[begin Selected passage]
August 21, 2008
- Overview
- Background
- New FTC Rules on Prerecorded Calls
- Exemptions
- Other Issues
- For More Information
- Disclosure
Overview
On August 19, 2008, the Federal Trade Commission (FTC) released an order adopting new rules governing prerecorded telemarketing calls. These rule changes affect businesses that use prerecorded telemarketing calls to reach prospects and customers. In particular, the FTC will mandate, as of September 1, 2009, that prerecorded telemarketing calls may only be conducted if the seller has previously obtained from the recipient a signed, written agreement to receive sales calls. Sellers may obtain the consent electronically, where the form of signature is recognized as a valid signature under applicable law. The FTC exempted certain calls from this consent requirement, as discussed in greater detail below.
[end Selected passage]
__Given request 1__.
In the FTC prerecorded-call update, what date does the new written-consent requirement take effect?
__Given request 2__.
Please carry on with the FTC prerecorded-call update, starting after its last sentence.
[begin Listed records]
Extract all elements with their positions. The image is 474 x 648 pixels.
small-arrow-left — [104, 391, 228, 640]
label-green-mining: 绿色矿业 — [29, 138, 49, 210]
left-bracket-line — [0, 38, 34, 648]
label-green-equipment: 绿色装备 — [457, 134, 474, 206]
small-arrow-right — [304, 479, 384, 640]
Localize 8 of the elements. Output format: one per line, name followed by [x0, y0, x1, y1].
[end Listed records]
[begin Listed records]
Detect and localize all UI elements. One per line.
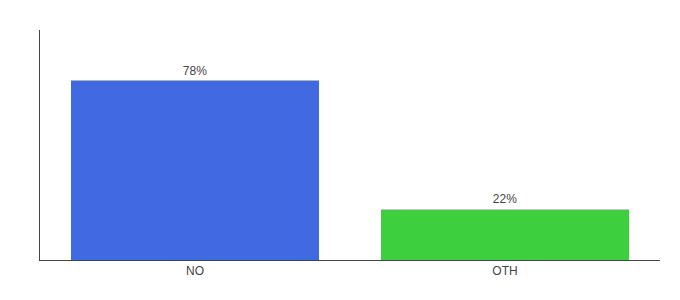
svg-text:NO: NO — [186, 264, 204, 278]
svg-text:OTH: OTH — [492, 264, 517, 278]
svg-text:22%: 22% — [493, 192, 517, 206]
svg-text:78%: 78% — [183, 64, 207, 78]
[end Listed records]
[begin Listed records]
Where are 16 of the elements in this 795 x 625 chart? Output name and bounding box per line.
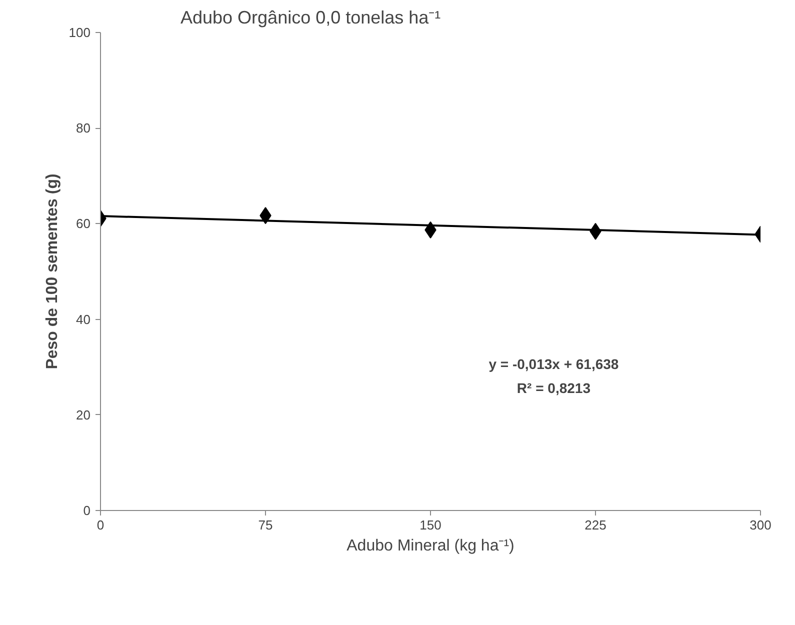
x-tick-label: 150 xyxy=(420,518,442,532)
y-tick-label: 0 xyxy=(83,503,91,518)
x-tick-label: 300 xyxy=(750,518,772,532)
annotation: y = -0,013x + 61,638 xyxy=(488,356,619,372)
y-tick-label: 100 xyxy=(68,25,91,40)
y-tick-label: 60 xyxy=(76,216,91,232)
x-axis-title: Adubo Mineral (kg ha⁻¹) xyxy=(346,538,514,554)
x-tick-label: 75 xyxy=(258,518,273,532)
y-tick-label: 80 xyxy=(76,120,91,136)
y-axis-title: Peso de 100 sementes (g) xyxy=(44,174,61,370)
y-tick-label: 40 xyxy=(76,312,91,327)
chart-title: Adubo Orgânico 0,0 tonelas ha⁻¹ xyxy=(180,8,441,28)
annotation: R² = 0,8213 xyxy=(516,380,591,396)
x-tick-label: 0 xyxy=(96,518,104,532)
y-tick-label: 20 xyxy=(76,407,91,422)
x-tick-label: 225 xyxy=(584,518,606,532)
[end Listed records]
__Right answer 1__.
September 1, 2009.

__Right answer 2__.
Background
The FTC's Telemarketing Sales Rule prohibits telemarketers from abandoning calls. The FTC deems an outbound telemarketing call "abandoned" if the telemarketer does not connect the call to a sales representative within two seconds of the called party's completed greeting. As consumers who receive a prerecorded message would not be connected to a sales representative within that time frame, the FTC previously reasoned that a telemarketing campaign consisting solely of prerecorded messages would violate the Telemarketing Sales Rule's prohibition on call abandonment. (In contrast, the Federal Communications Commission's rules permit prerecorded telemarketing calls where there is prior express consent from the called party or an existing business relationship between the calling party and the called party). During the pendency of the FTC's proceeding to review the prerecorded telemarketing call rule, the FTC announced it would forbear from bringing enforcement actions against sellers and telemarketers using prerecorded telemarketing calls, provided certain conditions were met.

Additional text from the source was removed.